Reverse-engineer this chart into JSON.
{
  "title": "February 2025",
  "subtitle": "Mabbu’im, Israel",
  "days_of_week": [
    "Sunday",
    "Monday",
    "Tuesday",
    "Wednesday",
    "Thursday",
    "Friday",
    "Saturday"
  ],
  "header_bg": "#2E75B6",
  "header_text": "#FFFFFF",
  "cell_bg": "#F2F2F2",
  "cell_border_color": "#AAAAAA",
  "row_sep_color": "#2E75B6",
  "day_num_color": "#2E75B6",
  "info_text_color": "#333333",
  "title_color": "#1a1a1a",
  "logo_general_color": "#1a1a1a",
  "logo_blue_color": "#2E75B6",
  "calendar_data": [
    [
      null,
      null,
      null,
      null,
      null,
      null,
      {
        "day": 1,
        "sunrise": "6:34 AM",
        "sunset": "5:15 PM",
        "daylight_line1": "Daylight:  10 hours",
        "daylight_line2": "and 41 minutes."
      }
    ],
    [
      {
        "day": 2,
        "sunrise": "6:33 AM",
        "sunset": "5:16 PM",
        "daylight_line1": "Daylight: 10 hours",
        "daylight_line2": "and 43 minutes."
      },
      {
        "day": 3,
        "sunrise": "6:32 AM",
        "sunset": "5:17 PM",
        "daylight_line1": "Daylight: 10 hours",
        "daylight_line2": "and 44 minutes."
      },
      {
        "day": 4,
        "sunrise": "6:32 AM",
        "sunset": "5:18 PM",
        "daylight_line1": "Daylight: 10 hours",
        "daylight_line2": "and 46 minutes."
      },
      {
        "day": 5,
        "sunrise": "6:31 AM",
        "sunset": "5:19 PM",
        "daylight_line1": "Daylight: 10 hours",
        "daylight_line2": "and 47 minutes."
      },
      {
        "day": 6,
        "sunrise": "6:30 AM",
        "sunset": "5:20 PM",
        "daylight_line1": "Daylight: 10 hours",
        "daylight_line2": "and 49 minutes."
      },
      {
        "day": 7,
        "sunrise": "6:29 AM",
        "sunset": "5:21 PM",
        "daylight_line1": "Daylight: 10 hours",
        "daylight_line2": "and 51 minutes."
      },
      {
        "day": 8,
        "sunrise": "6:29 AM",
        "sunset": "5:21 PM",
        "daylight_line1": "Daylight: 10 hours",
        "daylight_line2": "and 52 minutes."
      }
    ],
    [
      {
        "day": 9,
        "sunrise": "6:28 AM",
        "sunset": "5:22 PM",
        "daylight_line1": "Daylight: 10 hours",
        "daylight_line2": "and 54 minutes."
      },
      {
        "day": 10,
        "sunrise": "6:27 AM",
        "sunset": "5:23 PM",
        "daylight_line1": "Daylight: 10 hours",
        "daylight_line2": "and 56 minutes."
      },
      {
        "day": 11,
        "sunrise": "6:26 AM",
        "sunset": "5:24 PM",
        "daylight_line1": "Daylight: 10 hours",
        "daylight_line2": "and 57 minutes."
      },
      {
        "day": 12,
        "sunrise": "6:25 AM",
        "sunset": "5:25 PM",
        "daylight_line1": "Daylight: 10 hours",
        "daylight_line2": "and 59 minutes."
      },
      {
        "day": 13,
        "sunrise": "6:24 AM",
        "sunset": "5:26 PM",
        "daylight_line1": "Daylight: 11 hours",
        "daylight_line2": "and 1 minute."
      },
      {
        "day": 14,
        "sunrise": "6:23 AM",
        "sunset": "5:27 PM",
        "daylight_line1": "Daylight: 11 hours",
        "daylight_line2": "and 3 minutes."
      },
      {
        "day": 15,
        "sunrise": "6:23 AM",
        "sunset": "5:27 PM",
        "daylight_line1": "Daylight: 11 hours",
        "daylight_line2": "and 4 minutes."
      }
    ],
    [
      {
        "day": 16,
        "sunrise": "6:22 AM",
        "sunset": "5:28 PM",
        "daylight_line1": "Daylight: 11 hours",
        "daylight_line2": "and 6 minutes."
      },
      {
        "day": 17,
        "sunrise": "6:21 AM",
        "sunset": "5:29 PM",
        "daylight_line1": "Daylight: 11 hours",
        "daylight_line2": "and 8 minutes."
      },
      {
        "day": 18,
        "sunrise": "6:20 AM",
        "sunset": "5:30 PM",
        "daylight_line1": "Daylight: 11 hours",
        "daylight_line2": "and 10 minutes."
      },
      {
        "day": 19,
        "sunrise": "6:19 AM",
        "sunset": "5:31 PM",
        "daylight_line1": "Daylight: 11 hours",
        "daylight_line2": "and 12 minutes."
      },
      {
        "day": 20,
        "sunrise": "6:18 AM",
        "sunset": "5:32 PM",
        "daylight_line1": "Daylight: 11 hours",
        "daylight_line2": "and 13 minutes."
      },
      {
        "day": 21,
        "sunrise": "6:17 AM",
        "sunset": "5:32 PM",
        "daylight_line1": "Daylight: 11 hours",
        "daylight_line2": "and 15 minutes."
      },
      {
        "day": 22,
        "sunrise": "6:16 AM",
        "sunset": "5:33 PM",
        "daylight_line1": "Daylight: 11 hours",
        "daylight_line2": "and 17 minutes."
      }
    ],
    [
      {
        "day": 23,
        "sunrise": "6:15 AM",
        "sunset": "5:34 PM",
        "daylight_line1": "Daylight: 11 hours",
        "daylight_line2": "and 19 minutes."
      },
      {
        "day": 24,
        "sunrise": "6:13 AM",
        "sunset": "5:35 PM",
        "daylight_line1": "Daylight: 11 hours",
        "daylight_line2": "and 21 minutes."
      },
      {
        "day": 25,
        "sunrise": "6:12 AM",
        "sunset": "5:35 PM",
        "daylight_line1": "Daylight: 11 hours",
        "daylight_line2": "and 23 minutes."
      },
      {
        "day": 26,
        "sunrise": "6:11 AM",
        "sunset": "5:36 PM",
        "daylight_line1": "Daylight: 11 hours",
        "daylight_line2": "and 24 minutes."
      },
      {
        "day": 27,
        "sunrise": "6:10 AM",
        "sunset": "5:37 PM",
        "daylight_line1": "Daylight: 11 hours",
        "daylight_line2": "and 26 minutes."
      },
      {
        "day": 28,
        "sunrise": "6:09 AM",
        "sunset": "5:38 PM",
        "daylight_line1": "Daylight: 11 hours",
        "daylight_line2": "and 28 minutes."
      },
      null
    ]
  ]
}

################

#### [What is expected]
Using the data above, print every record exactly as shown.

#### [Response for this exercise]
Reverse-engineer this chart into JSON.
{
  "title": "February 2025",
  "subtitle": "Mabbu’im, Israel",
  "days_of_week": [
    "Sunday",
    "Monday",
    "Tuesday",
    "Wednesday",
    "Thursday",
    "Friday",
    "Saturday"
  ],
  "header_bg": "#2E75B6",
  "header_text": "#FFFFFF",
  "cell_bg": "#F2F2F2",
  "cell_border_color": "#AAAAAA",
  "row_sep_color": "#2E75B6",
  "day_num_color": "#2E75B6",
  "info_text_color": "#333333",
  "title_color": "#1a1a1a",
  "logo_general_color": "#1a1a1a",
  "logo_blue_color": "#2E75B6",
  "calendar_data": [
    [
      null,
      null,
      null,
      null,
      null,
      null,
      {
        "day": 1,
        "sunrise": "6:34 AM",
        "sunset": "5:15 PM",
        "daylight_line1": "Daylight:  10 hours",
        "daylight_line2": "and 41 minutes."
      }
    ],
    [
      {
        "day": 2,
        "sunrise": "6:33 AM",
        "sunset": "5:16 PM",
        "daylight_line1": "Daylight: 10 hours",
        "daylight_line2": "and 43 minutes."
      },
      {
        "day": 3,
        "sunrise": "6:32 AM",
        "sunset": "5:17 PM",
        "daylight_line1": "Daylight: 10 hours",
        "daylight_line2": "and 44 minutes."
      },
      {
        "day": 4,
        "sunrise": "6:32 AM",
        "sunset": "5:18 PM",
        "daylight_line1": "Daylight: 10 hours",
        "daylight_line2": "and 46 minutes."
      },
      {
        "day": 5,
        "sunrise": "6:31 AM",
        "sunset": "5:19 PM",
        "daylight_line1": "Daylight: 10 hours",
        "daylight_line2": "and 47 minutes."
      },
      {
        "day": 6,
        "sunrise": "6:30 AM",
        "sunset": "5:20 PM",
        "daylight_line1": "Daylight: 10 hours",
        "daylight_line2": "and 49 minutes."
      },
      {
        "day": 7,
        "sunrise": "6:29 AM",
        "sunset": "5:21 PM",
        "daylight_line1": "Daylight: 10 hours",
        "daylight_line2": "and 51 minutes."
      },
      {
        "day": 8,
        "sunrise": "6:29 AM",
        "sunset": "5:21 PM",
        "daylight_line1": "Daylight: 10 hours",
        "daylight_line2": "and 52 minutes."
      }
    ],
    [
      {
        "day": 9,
        "sunrise": "6:28 AM",
        "sunset": "5:22 PM",
        "daylight_line1": "Daylight: 10 hours",
        "daylight_line2": "and 54 minutes."
      },
      {
        "day": 10,
        "sunrise": "6:27 AM",
        "sunset": "5:23 PM",
        "daylight_line1": "Daylight: 10 hours",
        "daylight_line2": "and 56 minutes."
      },
      {
        "day": 11,
        "sunrise": "6:26 AM",
        "sunset": "5:24 PM",
        "daylight_line1": "Daylight: 10 hours",
        "daylight_line2": "and 57 minutes."
      },
      {
        "day": 12,
        "sunrise": "6:25 AM",
        "sunset": "5:25 PM",
        "daylight_line1": "Daylight: 10 hours",
        "daylight_line2": "and 59 minutes."
      },
      {
        "day": 13,
        "sunrise": "6:24 AM",
        "sunset": "5:26 PM",
        "daylight_line1": "Daylight: 11 hours",
        "daylight_line2": "and 1 minute."
      },
      {
        "day": 14,
        "sunrise": "6:23 AM",
        "sunset": "5:27 PM",
        "daylight_line1": "Daylight: 11 hours",
        "daylight_line2": "and 3 minutes."
      },
      {
        "day": 15,
        "sunrise": "6:23 AM",
        "sunset": "5:27 PM",
        "daylight_line1": "Daylight: 11 hours",
        "daylight_line2": "and 4 minutes."
      }
    ],
    [
      {
        "day": 16,
        "sunrise": "6:22 AM",
        "sunset": "5:28 PM",
        "daylight_line1": "Daylight: 11 hours",
        "daylight_line2": "and 6 minutes."
      },
      {
        "day": 17,
        "sunrise": "6:21 AM",
        "sunset": "5:29 PM",
        "daylight_line1": "Daylight: 11 hours",
        "daylight_line2": "and 8 minutes."
      },
      {
        "day": 18,
        "sunrise": "6:20 AM",
        "sunset": "5:30 PM",
        "daylight_line1": "Daylight: 11 hours",
        "daylight_line2": "and 10 minutes."
      },
      {
        "day": 19,
        "sunrise": "6:19 AM",
        "sunset": "5:31 PM",
        "daylight_line1": "Daylight: 11 hours",
        "daylight_line2": "and 12 minutes."
      },
      {
        "day": 20,
        "sunrise": "6:18 AM",
        "sunset": "5:32 PM",
        "daylight_line1": "Daylight: 11 hours",
        "daylight_line2": "and 13 minutes."
      },
      {
        "day": 21,
        "sunrise": "6:17 AM",
        "sunset": "5:32 PM",
        "daylight_line1": "Daylight: 11 hours",
        "daylight_line2": "and 15 minutes."
      },
      {
        "day": 22,
        "sunrise": "6:16 AM",
        "sunset": "5:33 PM",
        "daylight_line1": "Daylight: 11 hours",
        "daylight_line2": "and 17 minutes."
      }
    ],
    [
      {
        "day": 23,
        "sunrise": "6:15 AM",
        "sunset": "5:34 PM",
        "daylight_line1": "Daylight: 11 hours",
        "daylight_line2": "and 19 minutes."
      },
      {
        "day": 24,
        "sunrise": "6:13 AM",
        "sunset": "5:35 PM",
        "daylight_line1": "Daylight: 11 hours",
        "daylight_line2": "and 21 minutes."
      },
      {
        "day": 25,
        "sunrise": "6:12 AM",
        "sunset": "5:35 PM",
        "daylight_line1": "Daylight: 11 hours",
        "daylight_line2": "and 23 minutes."
      },
      {
        "day": 26,
        "sunrise": "6:11 AM",
        "sunset": "5:36 PM",
        "daylight_line1": "Daylight: 11 hours",
        "daylight_line2": "and 24 minutes."
      },
      {
        "day": 27,
        "sunrise": "6:10 AM",
        "sunset": "5:37 PM",
        "daylight_line1": "Daylight: 11 hours",
        "daylight_line2": "and 26 minutes."
      },
      {
        "day": 28,
        "sunrise": "6:09 AM",
        "sunset": "5:38 PM",
        "daylight_line1": "Daylight: 11 hours",
        "daylight_line2": "and 28 minutes."
      },
      null
    ]
  ]
}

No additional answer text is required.